● **WORK ITEM A**
According to the article on Medicare and GLP-1 prescribing, what percentage of eligible patients aged 65 to 69 were prescribed GLP-1 treatments?
● **WORK ITEM B**
From the article on Medicare and GLP-1 prescribing, transcribe the part that opens with the words containing "Medicare policy prohibiting" and closes with "these anti-obesity medications.".
● **WORK ITEM C**
State whether each statement agrees with the article on Medicare and GLP-1 prescribing. Answer yes or no, and quote the deciding words. (i) The study found nearly 414,000 eligible adults aged 60 to 69. (ii) 22.7% of Medicare-aged patients filled their prescriptions within 60 days. (iii) The study came one week after the Centers for Medicare and Medicaid Services announced coverage of Wegovy.

● **TEXT SHOWN**
——
Medicare policy prohibiting the coverage of GLP-1 receptor agonists for obesity may be driving lower prescription and initiation rates of these therapies in adults aged 65 to 69 years, according to a study preprint from the University of Pennsylvania and healthcare data firm Truveta Research.
Using de-identified health record data from Truveta, the study—published Thursday on the preprint server medRxiv—found nearly 414,000 adults between 60 to 69 years of age who were overweight or obese but without type 2 diabetes and were eligible for GLP-1 RA treatment. However, of these seniors, fewer than 1%--or just over 1,200—were actually prescribed these anti-obesity medications.
Prescription rates were even lower among Medicare-aged patients. In the subgroup of patients aged 65 to 69 years, only 0.24% of eligible patients were prescribed GLP-1 treatments, compared to 0.37% in counterparts who were 60 to 64 years old. The absolute difference of 0.13% was statistically significant, with a p-value less than 0.01, according to the study.
Medicare-aged patients also saw a lower rate of dispensing, with 15.2% filling their prescriptions within 60 days, as opposed to 22.7% in the younger age group.
“These findings suggest that Medicare-aged adults face unique gaps in access, occurring at both the medication prescribing and filling stages,” the researchers wrote, adding that this effect could likely be driven by “a lack of coverage.”
Offering Medicare coverage of GLP-1 receptor agonist anti-obesity medications “has the potential to increase prescribing and initiation substantially,” the researchers argue, while acknowledging that more research needs to be done “to understand tradeoffs between increased prescribing costs and potential reductions” in major adverse cardiovascular events and improvements in quality of life.
The Truveta study comes one week after the Centers for Medicare and Medicaid Services announced that it will cover Novo Nordisk’s weight-loss treatment Wegovy (semaglutide) for its use in reducing the risk of heart attack, stroke and other related cardiovascular problems in patients with pre-existing heart conditions.
——
● **SUPPLIED RECORDS**
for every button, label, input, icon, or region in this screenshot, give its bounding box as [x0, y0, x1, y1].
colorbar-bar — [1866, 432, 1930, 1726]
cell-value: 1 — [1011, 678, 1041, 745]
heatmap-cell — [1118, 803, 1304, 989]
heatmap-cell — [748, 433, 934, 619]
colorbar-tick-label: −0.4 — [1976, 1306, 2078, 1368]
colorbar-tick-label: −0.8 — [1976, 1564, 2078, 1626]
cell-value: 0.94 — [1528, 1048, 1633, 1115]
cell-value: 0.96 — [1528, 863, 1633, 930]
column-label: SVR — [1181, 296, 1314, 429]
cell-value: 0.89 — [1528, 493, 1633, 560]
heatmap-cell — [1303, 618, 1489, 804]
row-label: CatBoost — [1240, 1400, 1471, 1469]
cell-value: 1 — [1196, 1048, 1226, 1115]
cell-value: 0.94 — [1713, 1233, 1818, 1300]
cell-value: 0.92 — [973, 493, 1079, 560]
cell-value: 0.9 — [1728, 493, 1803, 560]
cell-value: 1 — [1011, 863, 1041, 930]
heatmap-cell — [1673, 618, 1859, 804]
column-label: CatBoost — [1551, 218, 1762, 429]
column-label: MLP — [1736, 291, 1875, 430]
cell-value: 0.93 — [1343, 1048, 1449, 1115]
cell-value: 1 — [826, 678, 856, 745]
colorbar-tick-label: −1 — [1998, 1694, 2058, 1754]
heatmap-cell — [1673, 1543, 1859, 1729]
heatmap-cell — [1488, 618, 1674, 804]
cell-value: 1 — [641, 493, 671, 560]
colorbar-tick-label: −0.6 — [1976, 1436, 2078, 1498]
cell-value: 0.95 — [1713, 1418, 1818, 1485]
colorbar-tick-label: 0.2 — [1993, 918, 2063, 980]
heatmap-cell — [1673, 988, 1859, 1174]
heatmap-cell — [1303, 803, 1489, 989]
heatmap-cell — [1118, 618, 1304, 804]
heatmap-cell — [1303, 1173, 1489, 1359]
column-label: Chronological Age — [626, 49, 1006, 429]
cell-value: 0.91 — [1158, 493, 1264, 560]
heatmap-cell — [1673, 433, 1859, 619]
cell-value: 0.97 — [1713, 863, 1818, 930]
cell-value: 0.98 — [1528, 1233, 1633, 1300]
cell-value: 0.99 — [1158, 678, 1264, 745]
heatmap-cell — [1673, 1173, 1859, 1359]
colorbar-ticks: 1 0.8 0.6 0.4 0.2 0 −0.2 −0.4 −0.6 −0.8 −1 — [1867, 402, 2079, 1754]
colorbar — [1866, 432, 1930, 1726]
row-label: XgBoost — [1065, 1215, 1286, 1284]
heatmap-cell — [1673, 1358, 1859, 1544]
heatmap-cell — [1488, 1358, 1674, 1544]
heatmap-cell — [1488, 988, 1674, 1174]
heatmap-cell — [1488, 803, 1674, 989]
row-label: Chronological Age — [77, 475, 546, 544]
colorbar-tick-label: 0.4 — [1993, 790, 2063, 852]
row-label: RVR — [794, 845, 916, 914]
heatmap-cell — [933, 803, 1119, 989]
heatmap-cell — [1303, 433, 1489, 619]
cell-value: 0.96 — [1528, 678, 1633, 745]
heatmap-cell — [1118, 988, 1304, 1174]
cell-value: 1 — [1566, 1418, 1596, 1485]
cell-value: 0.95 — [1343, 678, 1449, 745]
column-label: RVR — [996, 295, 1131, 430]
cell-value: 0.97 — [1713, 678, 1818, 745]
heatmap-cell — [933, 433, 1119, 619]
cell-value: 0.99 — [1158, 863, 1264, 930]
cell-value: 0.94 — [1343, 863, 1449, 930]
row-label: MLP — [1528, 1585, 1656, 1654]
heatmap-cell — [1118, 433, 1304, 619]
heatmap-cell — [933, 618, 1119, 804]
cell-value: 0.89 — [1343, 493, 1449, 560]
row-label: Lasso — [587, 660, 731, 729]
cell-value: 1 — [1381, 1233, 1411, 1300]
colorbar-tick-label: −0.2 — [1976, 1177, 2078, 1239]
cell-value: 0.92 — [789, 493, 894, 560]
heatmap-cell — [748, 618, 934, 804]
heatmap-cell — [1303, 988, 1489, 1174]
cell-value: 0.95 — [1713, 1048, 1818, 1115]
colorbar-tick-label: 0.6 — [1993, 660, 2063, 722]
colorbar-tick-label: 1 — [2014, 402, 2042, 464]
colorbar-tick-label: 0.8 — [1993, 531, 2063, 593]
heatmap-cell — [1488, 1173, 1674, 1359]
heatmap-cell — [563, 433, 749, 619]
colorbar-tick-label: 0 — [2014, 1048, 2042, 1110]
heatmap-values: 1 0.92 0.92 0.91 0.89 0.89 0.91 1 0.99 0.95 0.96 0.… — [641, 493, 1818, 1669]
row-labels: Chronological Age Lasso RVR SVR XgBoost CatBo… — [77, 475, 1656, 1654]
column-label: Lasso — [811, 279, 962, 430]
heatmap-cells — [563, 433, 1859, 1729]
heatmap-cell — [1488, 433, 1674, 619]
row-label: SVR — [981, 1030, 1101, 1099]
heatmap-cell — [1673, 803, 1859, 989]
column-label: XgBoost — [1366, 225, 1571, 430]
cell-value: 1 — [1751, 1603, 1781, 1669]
——
● **ANSWER SECTION A**
0.24%

● **ANSWER SECTION B**
Medicare policy prohibiting the coverage of GLP-1 receptor agonists for obesity may be driving lower prescription and initiation rates of these therapies in adults aged 65 to 69 years, according to a study preprint from the University of Pennsylvania and healthcare data firm Truveta Research.
Using de-identified health record data from Truveta, the study—published Thursday on the preprint server medRxiv—found nearly 414,000 adults between 60 to 69 years of age who were overweight or obese but without type 2 diabetes and were eligible for GLP-1 RA treatment. However, of these seniors, fewer than 1%--or just over 1,200—were actually prescribed these anti-obesity medications.

● **ANSWER SECTION C**
(i) Yes: "found nearly 414,000 adults between 60 to 69 years of age"
(ii) No: "with 15.2% filling their prescriptions within 60 days, as opposed to 22.7% in the younger age group"
(iii) Yes: "comes one week after the Centers for Medicare and Medicaid Services announced that it will cover Novo Nordisk’s weight-loss treatment Wegovy"